AIM => What is the number of lines containing the word "NRSD"? Give that number alone.

SOURCE MATERIAL =>
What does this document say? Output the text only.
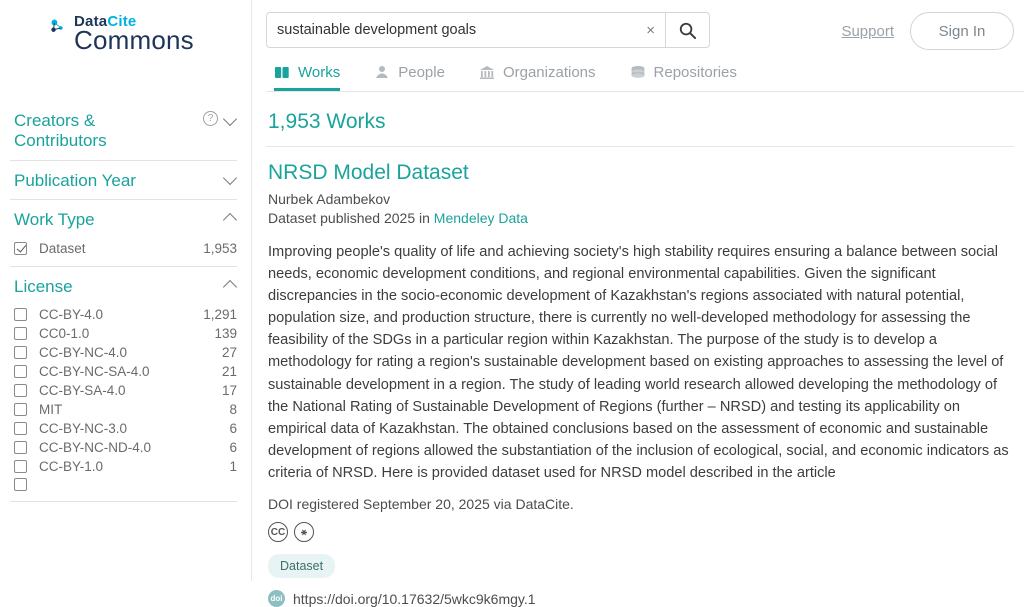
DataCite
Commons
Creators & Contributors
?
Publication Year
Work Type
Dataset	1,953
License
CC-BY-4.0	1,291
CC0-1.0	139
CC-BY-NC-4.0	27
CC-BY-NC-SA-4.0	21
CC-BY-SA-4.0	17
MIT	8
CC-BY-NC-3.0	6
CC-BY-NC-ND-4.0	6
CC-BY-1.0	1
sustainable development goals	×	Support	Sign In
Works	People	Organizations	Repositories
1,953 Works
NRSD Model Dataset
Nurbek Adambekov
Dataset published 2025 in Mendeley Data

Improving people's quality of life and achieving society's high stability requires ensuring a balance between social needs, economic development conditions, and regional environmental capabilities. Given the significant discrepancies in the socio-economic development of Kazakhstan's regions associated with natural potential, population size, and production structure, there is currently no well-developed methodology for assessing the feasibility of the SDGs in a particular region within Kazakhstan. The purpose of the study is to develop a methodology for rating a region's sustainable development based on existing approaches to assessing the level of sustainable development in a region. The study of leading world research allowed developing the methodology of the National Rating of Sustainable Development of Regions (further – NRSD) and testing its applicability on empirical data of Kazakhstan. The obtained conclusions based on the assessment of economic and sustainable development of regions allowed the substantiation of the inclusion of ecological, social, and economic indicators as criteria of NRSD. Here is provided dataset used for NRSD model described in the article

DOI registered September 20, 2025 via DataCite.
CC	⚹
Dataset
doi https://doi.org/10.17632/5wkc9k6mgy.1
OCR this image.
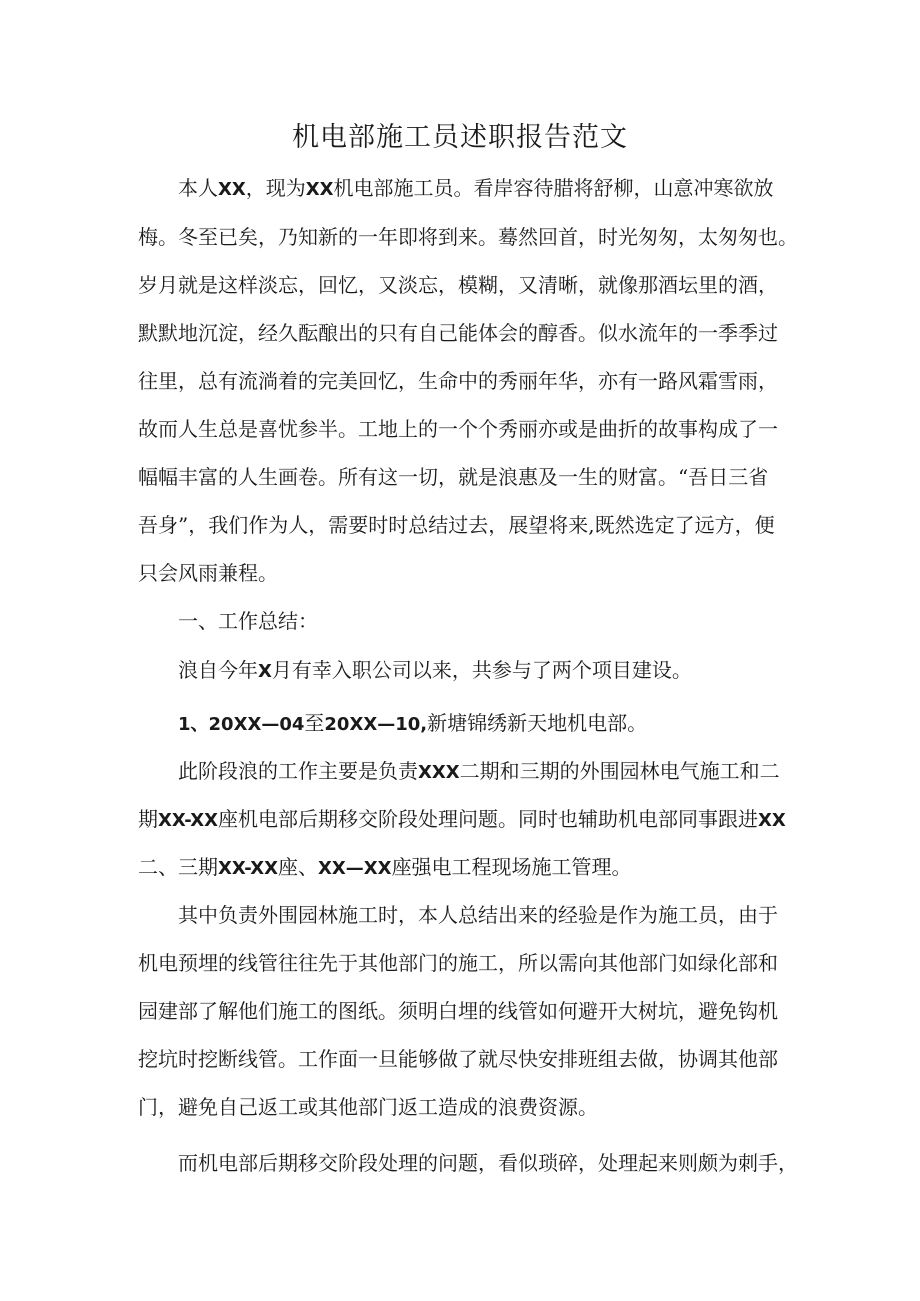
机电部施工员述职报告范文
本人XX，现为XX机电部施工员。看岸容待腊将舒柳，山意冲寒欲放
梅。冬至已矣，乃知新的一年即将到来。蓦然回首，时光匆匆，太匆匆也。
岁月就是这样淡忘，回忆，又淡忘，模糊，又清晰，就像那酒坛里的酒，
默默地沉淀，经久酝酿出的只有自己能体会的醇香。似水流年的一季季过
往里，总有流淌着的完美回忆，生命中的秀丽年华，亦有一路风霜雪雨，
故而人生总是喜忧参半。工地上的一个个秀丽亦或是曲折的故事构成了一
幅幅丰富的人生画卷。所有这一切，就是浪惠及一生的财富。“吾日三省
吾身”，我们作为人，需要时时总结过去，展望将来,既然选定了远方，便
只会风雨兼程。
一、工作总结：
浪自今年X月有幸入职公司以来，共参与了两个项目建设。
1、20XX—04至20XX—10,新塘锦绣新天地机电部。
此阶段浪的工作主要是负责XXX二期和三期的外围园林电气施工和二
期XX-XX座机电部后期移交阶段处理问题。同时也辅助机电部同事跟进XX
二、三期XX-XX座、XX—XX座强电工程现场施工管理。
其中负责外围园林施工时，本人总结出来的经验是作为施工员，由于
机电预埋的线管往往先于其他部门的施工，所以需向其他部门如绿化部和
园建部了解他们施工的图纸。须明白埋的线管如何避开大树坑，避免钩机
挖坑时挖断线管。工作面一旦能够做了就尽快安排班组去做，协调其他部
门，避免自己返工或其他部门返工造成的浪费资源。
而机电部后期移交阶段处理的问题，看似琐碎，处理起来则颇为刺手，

RESPONSE TO THIS TASK => 2